» **What is required**: Find the string "Delantero" in the records. Copy every line it appears in.

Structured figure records
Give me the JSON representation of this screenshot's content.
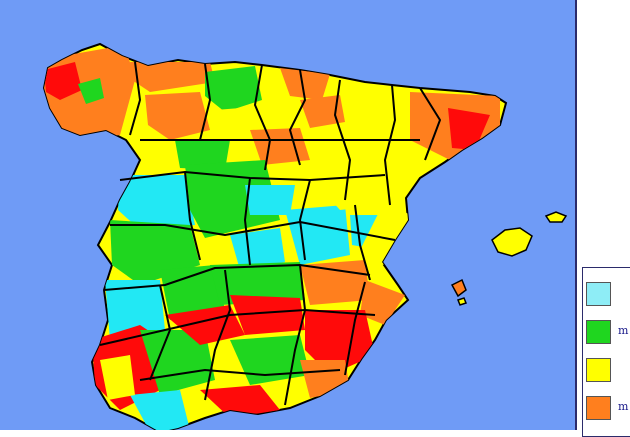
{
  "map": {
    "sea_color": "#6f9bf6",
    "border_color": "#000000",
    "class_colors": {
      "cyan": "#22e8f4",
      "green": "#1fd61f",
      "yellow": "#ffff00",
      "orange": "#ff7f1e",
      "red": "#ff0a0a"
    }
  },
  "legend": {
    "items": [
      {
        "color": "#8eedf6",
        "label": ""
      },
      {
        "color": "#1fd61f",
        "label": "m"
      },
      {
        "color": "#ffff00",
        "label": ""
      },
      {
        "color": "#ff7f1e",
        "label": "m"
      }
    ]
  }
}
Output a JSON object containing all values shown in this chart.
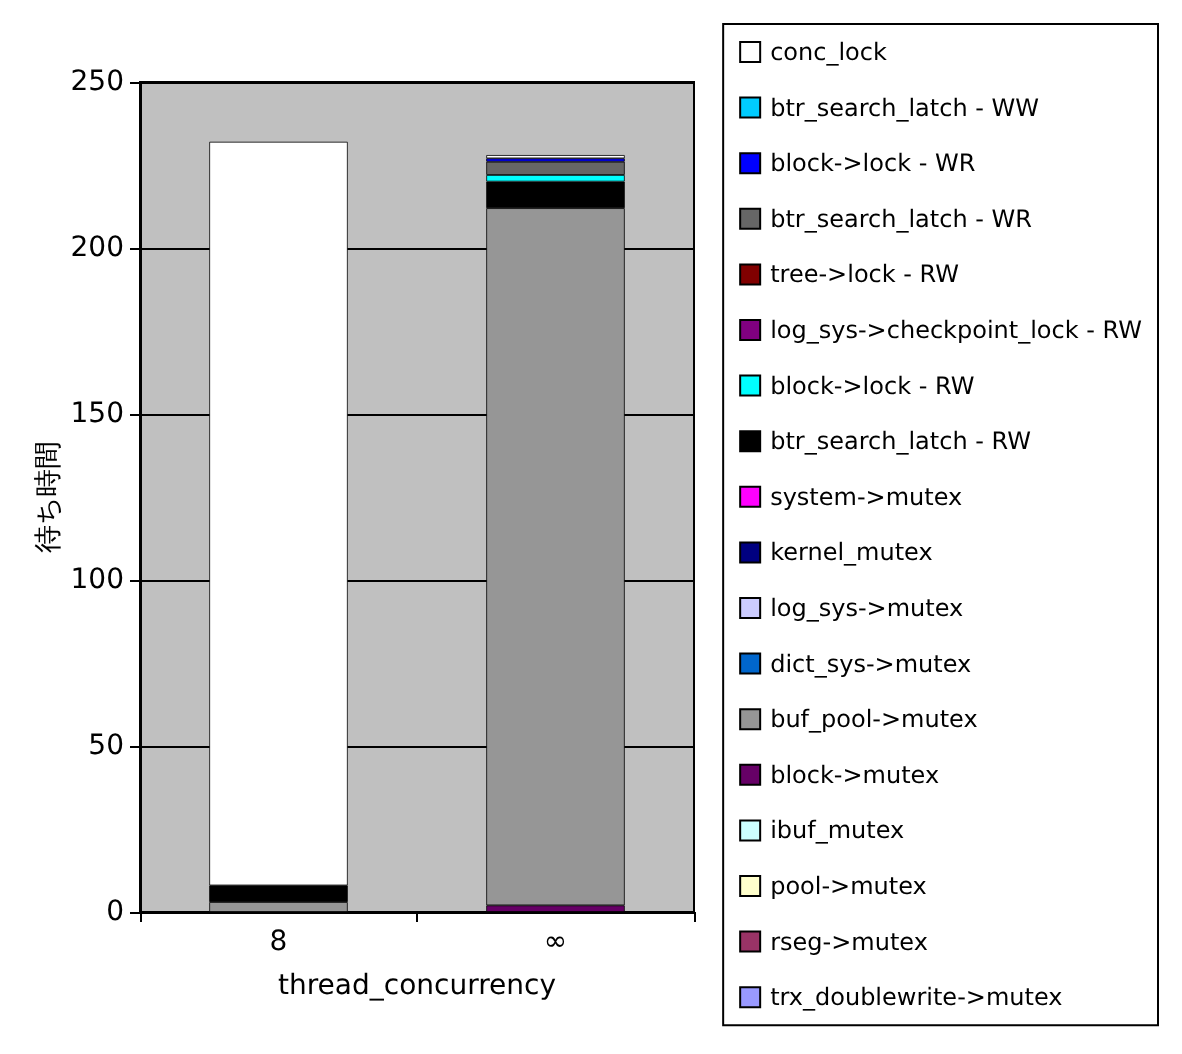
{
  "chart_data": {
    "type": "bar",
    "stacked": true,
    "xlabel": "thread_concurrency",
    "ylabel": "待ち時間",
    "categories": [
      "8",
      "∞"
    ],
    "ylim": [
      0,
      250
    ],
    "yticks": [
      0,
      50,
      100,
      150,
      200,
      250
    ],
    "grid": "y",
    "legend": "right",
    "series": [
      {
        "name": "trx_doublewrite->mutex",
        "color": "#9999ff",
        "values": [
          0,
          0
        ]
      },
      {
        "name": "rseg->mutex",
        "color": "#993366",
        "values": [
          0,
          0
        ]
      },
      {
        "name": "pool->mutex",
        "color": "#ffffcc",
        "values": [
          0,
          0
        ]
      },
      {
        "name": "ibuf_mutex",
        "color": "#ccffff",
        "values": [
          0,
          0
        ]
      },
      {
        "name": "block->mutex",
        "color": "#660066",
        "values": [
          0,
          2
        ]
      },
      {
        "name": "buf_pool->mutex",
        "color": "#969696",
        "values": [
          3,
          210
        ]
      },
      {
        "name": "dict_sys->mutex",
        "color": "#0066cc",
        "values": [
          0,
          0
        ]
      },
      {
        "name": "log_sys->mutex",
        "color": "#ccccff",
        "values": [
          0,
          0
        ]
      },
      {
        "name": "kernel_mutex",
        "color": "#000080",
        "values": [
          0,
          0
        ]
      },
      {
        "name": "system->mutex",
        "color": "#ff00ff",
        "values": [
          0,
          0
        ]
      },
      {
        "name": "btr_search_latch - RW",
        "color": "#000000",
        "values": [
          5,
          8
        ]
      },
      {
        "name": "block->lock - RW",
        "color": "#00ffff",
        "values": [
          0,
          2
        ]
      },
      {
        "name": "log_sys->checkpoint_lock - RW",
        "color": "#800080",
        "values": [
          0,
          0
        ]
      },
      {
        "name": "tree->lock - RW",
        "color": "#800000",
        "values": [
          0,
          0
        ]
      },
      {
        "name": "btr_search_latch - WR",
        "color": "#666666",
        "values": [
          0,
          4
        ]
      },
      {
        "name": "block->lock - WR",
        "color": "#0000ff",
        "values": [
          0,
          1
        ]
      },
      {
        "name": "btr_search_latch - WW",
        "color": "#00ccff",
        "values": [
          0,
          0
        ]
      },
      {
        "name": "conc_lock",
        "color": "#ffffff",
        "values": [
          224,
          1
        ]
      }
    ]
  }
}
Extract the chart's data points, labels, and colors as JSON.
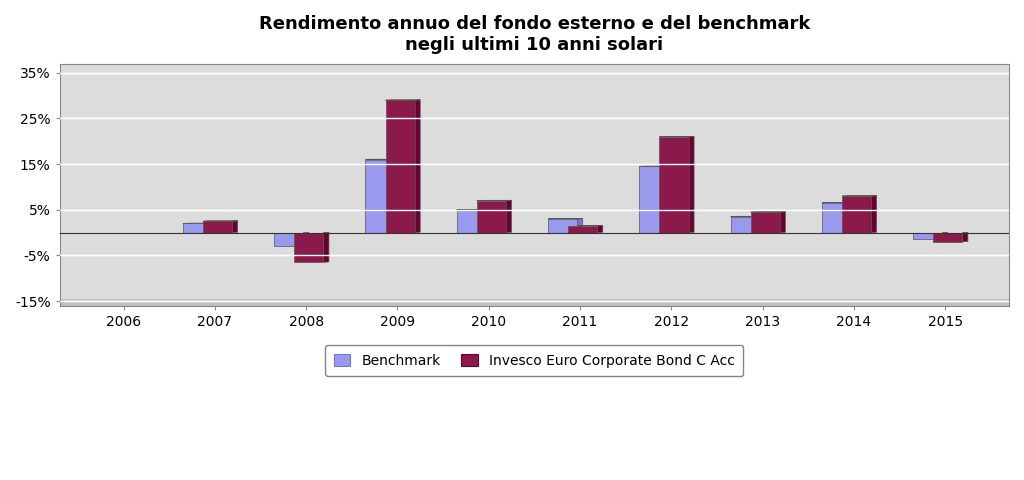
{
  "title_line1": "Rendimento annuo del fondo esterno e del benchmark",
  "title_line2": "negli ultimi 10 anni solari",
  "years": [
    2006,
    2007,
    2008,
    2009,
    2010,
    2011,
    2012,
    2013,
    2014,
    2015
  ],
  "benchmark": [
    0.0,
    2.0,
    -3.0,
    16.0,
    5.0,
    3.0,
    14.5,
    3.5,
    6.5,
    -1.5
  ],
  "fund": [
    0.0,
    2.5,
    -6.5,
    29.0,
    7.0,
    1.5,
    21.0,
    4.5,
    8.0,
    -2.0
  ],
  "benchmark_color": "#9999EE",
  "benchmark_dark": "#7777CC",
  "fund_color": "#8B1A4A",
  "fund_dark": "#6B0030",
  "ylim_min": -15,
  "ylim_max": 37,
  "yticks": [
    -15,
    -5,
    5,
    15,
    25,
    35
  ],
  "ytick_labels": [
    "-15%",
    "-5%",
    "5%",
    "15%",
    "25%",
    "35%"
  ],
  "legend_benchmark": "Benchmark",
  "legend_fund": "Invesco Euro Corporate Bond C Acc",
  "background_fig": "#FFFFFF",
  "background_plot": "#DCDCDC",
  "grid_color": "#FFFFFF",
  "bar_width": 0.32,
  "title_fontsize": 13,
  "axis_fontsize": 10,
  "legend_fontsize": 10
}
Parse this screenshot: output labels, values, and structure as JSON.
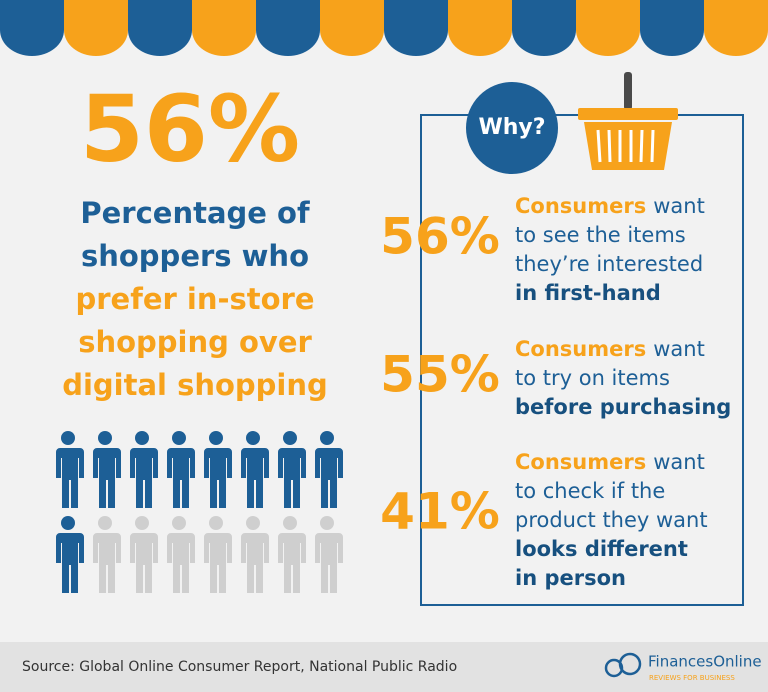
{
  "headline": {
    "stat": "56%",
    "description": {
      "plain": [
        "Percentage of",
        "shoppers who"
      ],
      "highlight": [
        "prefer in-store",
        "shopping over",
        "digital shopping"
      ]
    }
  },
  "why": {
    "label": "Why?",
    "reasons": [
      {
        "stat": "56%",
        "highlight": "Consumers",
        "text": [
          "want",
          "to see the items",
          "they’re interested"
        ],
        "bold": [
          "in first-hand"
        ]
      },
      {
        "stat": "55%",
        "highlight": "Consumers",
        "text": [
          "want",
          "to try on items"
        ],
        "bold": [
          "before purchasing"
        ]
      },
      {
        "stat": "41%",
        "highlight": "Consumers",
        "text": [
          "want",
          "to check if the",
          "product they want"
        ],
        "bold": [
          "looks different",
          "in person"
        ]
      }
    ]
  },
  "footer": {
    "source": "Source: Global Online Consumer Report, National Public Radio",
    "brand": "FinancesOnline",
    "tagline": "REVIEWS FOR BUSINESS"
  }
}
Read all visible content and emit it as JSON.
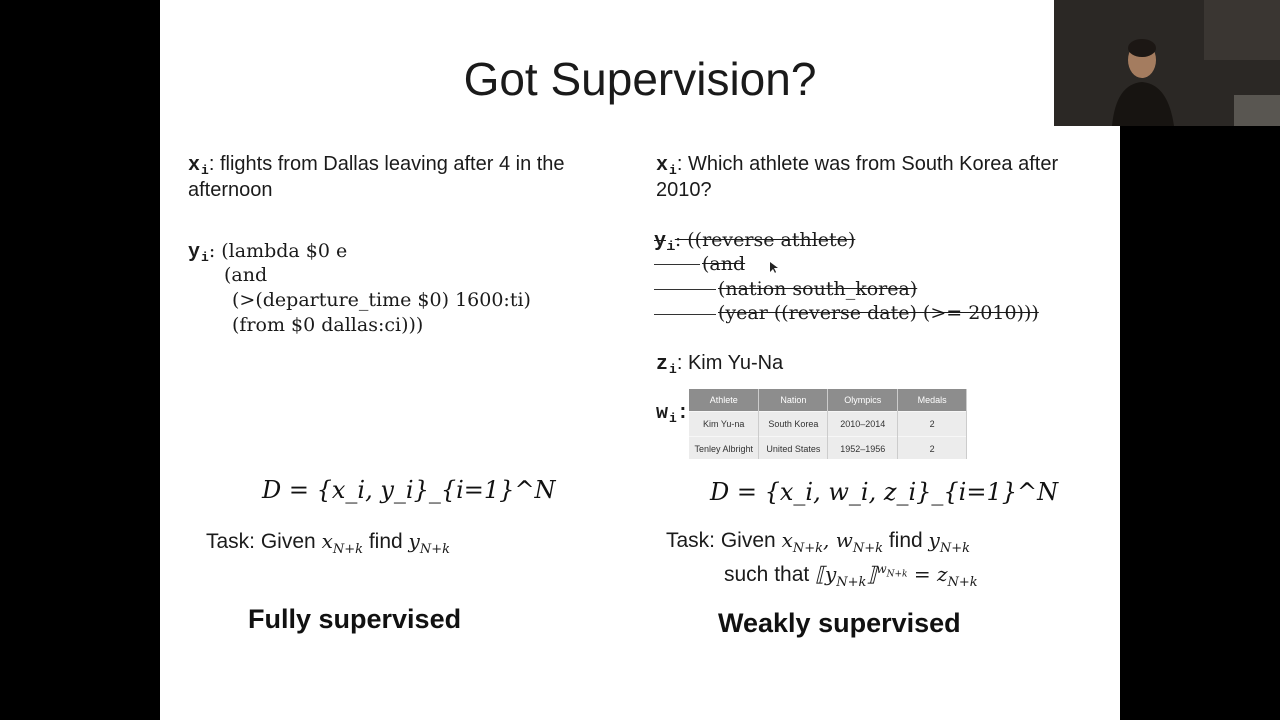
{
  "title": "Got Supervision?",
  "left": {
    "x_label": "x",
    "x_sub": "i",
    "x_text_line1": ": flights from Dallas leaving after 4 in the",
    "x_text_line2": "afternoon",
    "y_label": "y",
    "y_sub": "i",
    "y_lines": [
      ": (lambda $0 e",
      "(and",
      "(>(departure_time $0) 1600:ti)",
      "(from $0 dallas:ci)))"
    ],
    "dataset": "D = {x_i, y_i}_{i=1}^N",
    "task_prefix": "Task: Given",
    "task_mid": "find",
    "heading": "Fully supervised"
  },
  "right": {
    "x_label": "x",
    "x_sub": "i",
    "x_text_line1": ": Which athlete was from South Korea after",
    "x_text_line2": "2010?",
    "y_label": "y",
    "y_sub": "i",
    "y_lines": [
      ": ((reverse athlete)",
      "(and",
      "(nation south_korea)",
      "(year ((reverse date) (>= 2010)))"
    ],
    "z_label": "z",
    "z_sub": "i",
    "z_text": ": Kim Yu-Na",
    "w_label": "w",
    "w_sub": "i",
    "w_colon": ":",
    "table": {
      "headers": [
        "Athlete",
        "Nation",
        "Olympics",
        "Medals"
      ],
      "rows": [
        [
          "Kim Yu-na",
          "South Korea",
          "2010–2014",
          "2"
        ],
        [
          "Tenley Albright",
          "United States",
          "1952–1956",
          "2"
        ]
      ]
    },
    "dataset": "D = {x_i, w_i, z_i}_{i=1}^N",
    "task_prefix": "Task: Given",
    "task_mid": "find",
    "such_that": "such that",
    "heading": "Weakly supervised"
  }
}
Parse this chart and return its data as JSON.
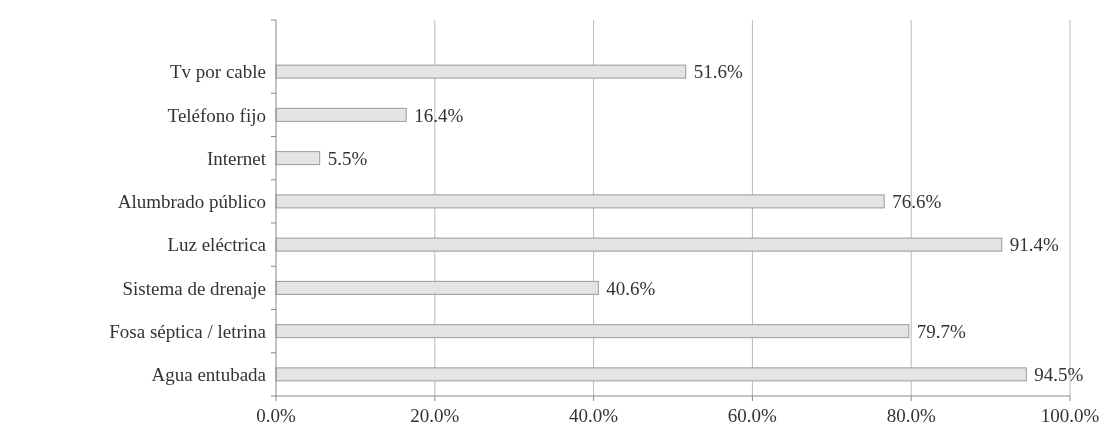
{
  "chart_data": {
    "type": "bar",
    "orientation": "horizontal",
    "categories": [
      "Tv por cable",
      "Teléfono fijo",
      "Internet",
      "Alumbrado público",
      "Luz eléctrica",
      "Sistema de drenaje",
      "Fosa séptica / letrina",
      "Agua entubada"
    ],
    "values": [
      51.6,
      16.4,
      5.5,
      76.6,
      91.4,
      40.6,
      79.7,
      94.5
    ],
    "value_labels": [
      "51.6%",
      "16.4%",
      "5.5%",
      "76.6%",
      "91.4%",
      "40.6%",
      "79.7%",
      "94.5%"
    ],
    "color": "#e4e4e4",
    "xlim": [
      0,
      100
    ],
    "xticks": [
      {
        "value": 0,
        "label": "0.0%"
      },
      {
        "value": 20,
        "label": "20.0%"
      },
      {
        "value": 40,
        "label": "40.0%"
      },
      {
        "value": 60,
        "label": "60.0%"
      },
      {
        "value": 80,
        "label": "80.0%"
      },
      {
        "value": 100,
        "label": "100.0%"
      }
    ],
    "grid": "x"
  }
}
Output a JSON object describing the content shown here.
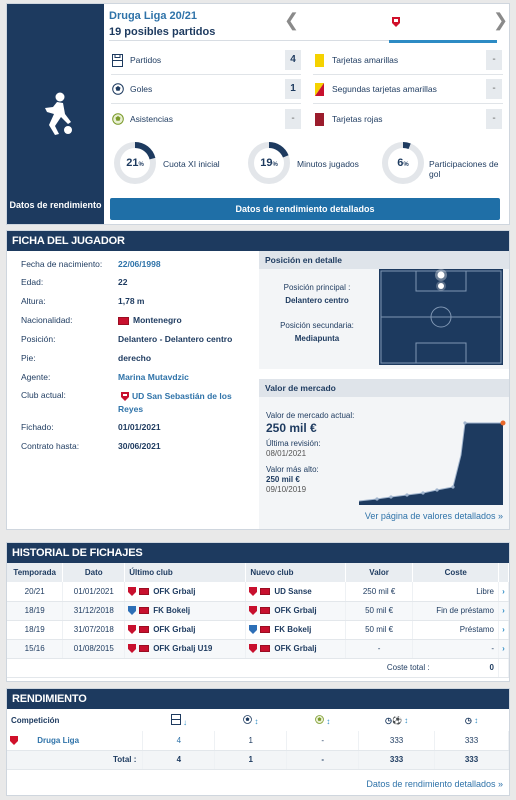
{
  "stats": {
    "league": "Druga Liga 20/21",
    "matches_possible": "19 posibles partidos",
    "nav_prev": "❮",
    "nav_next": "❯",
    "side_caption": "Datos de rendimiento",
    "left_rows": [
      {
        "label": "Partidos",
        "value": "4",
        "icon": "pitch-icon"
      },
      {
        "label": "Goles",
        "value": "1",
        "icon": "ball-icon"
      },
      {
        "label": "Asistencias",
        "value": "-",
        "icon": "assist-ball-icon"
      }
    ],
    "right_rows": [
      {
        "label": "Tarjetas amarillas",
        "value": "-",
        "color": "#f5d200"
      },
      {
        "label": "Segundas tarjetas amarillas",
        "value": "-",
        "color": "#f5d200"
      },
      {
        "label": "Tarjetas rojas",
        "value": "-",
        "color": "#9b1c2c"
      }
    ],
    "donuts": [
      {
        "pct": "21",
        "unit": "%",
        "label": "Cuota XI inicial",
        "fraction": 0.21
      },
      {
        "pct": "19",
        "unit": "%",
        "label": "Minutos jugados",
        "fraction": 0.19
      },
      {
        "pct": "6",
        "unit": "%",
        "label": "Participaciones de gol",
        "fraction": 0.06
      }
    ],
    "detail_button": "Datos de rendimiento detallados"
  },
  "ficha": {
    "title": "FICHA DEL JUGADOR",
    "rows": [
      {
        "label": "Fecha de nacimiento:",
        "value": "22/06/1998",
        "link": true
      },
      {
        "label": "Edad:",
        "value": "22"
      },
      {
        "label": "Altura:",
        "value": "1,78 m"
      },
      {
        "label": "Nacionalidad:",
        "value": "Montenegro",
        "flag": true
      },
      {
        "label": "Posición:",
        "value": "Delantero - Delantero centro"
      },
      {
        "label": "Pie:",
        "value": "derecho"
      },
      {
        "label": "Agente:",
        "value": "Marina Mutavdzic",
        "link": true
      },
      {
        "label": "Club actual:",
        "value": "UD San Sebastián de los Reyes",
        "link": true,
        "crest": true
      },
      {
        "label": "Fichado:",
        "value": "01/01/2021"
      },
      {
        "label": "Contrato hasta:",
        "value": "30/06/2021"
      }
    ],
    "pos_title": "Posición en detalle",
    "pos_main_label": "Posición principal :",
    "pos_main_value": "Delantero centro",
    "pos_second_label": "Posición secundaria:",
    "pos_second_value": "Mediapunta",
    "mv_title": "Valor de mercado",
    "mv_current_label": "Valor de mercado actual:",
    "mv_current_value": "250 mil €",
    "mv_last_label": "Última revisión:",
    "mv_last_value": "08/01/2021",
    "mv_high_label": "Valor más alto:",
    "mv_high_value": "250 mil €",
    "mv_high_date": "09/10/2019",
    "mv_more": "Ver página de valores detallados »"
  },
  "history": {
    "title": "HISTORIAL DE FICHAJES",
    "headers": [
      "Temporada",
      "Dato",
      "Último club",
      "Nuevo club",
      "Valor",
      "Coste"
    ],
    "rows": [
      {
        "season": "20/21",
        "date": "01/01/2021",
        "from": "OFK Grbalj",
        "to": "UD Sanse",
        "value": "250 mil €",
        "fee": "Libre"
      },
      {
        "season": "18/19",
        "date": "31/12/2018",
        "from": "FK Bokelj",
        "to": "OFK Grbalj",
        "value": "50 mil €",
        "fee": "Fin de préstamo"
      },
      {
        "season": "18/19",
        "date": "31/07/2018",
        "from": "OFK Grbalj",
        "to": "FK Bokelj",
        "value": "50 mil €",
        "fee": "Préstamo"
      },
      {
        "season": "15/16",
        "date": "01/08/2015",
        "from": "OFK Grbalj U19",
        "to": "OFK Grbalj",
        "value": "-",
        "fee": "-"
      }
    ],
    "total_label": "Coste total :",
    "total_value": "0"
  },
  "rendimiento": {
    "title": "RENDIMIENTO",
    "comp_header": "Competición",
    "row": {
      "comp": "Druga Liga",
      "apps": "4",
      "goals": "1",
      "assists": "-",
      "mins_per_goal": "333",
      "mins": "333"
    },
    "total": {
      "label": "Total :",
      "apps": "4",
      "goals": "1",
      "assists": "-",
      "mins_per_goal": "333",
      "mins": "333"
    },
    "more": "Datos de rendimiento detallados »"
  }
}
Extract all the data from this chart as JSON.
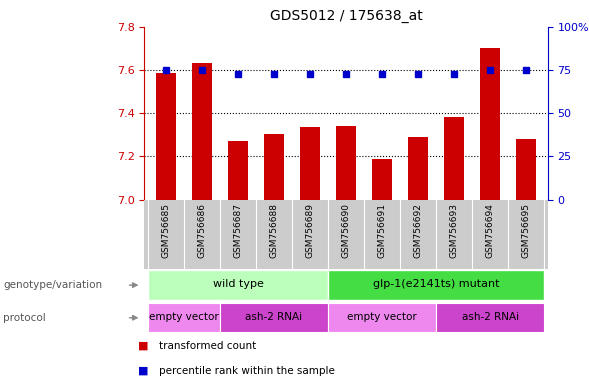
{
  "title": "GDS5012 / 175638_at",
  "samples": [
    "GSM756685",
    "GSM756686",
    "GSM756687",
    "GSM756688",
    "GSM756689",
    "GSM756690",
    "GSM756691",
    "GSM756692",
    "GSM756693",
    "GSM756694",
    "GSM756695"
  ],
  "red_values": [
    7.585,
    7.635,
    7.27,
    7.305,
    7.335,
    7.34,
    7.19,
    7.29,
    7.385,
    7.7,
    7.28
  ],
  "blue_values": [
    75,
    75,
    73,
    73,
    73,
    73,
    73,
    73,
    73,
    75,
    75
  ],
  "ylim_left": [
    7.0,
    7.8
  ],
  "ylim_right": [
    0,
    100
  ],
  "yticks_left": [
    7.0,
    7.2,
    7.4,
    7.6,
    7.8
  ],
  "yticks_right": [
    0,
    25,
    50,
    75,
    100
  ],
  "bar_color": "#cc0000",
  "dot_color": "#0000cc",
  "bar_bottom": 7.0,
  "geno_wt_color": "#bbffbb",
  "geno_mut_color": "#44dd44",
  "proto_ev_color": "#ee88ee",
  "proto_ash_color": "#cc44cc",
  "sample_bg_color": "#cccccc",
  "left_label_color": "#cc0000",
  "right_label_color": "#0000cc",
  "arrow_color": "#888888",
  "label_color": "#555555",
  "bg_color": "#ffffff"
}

» **Solution to the problem**:
        "value": "Delantero - Delantero centro"
    "pos_main_value": "Delantero centro",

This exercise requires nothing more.